Lesetext:
------------------------------------------------
«Lieferengpässe von größerem Ausmaß und leere Kühlregale sind in der jetzigen Situation in absehbarer Zeit nicht zu befürchten», betonte aber der Hauptgeschäftsführer des Deutschen Einzelhandelsverbands, Stefan Genth, in Berlin. Zwar räumten die protestierenden Bauern einige der blockierten Molkereien wieder. Viele Betriebe waren aber weiter von der Milchlieferung abgeschnitten, etwa Europas größte Molkerei Sachsenmilch bei Dresden.
Einige Molkereien mussten wegen der Blockaden die Produktion einstellen, darunter die rheinland-pfälzischen Großmolkereien Hochwald und Milch-Union Hocheifel (MUH). Allein der MUH entsteht nach Unternehmensangaben ein Schaden von 2,5 Millionen Euro pro Tag. Die Milchindustrie droht den Bauern deshalb mit Klagen.
«Es steht nicht mehr in jedem Markt und in jeder Region das volle Sortiment an Milchprodukten zur Verfügung. Wie sich die Situation weiter entwickelt, können wir nicht vorhersagen», sagte Alexander Lüders, Sprecher des größten deutschen Lebensmittel-Einzelhändlers Edeka. Der Süden Deutschlands sei stärker betroffen als der Norden.
Auch in einigen Läden des drittgrößten deutschen Discounters Plus gab es Engpässe, bestätigte eine Sprecherin der Tengelmann-Tochter. Die Handelskette Globus rechnet spätestens von Montag an mit Versorgungslücken.
Am Dienstag zeigte sich auch Edeka offen für Verhandlungen über einen höheren Milchpreis. «Generell sind wir zu Gesprächen bereit, auf der Grundlage marktwirtschaftlicher Gesetze», sagte Edeka- Sprecher Lüders. Der Verband Deutscher
Milchviehhalter (
BDM) wollte den Lieferboykott dennoch fortsetzen und trat Berichten über ein Ende des Lieferstopps entgegen. Derzeit blieben etwa 80 Prozent der Milch auf den Höfen, rund 70 Prozent der Milchbauern beteiligen sich laut BDM. Am Montagabend hatten sich Vertreter der Bauern und des Handels zu einem ersten Gespräch getroffen. «Die Molkereien müssen jetzt auf die einzelnen Handelsunternehmen zugehen», hatte Bauernverbands- Sprecher Michael Lohse im Anschluss gesagt. Weitere Stellungnahmen lehnten die Verbände ab.
------------------------------------------------
Aufgaben:
1/ Welchen täglichen Schaden nennt die Milch-Union Hocheifel laut dem Text zum Milchboykott?
2/ Schreibe eine Fortsetzung des Textes zum Milchboykott, die an seinen letzten Satz anschließt.
Die Daten spielen hierfür keine Rolle.

Vorliegende Daten:
------------------------------------------------
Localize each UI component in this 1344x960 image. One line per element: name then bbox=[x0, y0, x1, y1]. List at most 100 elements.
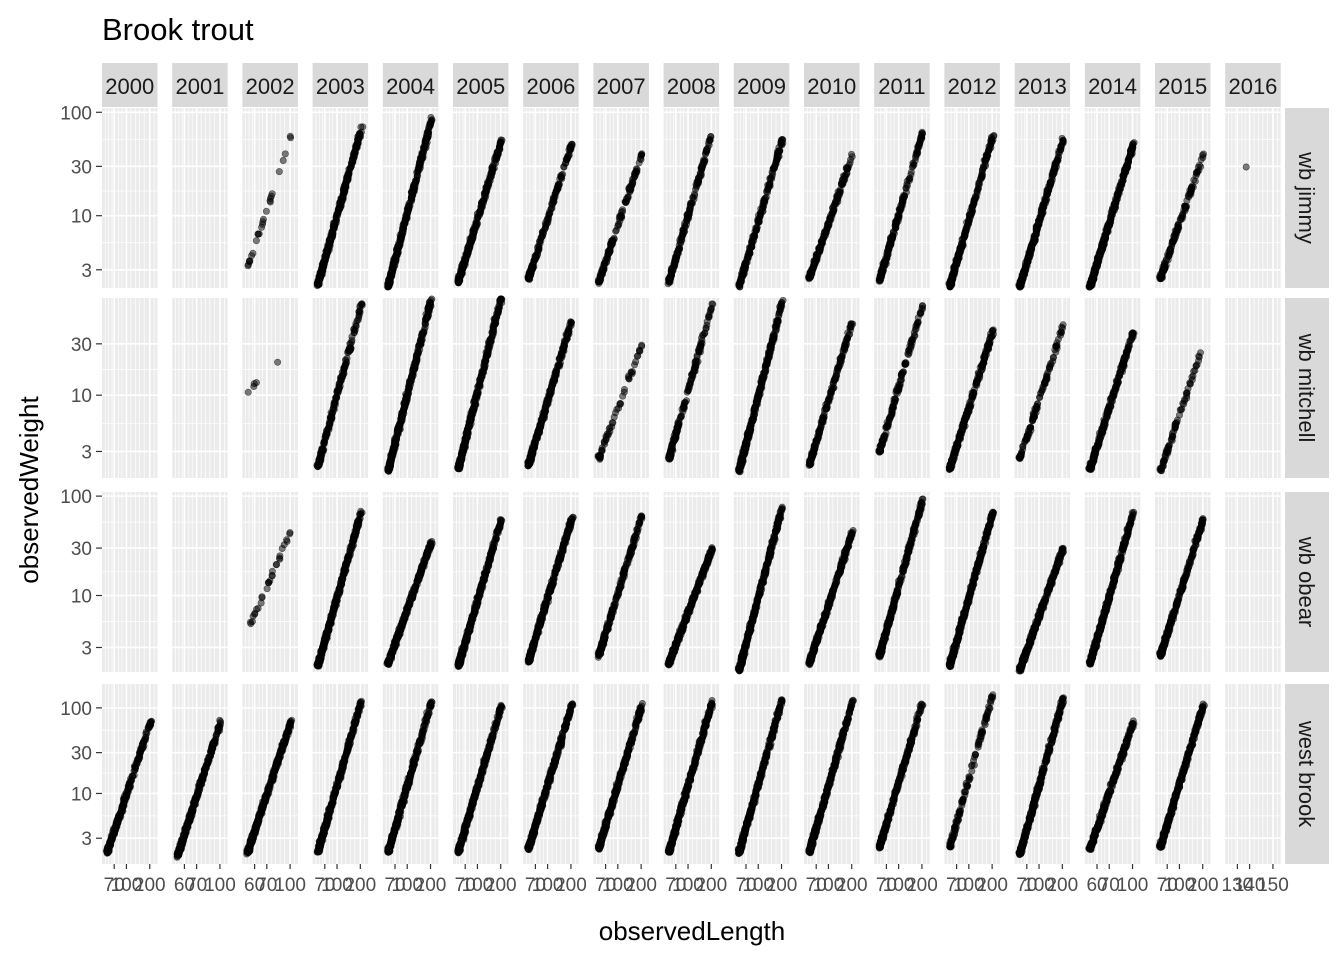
------------------------------------------------
Lösungen:
1/ Nach Unternehmensangaben entsteht ihr ein Schaden von 2,5 Millionen Euro pro Tag.

2/
Die Milchindustrie droht den Bauern nun mit Klagen. «Die Boykotte sind illegal. Und Illegales muss man mit dem Gesetz bekämpfen», sagte Eberhard Hetzner, Geschäftsführer des Milchindustrie-Verbandes, der «Westdeutschen Allgemeinen Zeitung». Der Verband werde seinen Mitgliedern empfehlen, juristisch gegen Boykotte vorzugehen.
Die Agrar- und Verbraucherpolitiker der CDU/CSU-Bundestagsfraktion forderten die Bauern auf, die Barrikaden zu beenden. In Tankwagen vergammelnde Milch sei «absolut nicht zu akzeptieren», kritisierte der Agrarsprecher der Unionsfraktion, Peter Bleser. Der Deutsche
Bauernverband (
DBV) wandte sich ebenfalls gegen illegale Aktionen. Das Demonstrationsrecht müsse eingehalten werden, sagte DBV-Sprecher Michael Lohse. Die deutschen Bauern boykottieren seit einer Woche die Molkereien, um einen Milchpreis von 43 Cent zu erzwingen.
Für die Schweizer Milchproduzenten hat sich der Lieferboykott bereits ausgezahlt: Sie erhalten von Juli an für ein halbes Jahr sechs Rappen (fast vier Cent) mehr pro Kilo Milch. An dem Boykott hatten sich am Montag etwa 10.000 der 27.000 Milchbauern in der Schweiz beteiligt. (dpa)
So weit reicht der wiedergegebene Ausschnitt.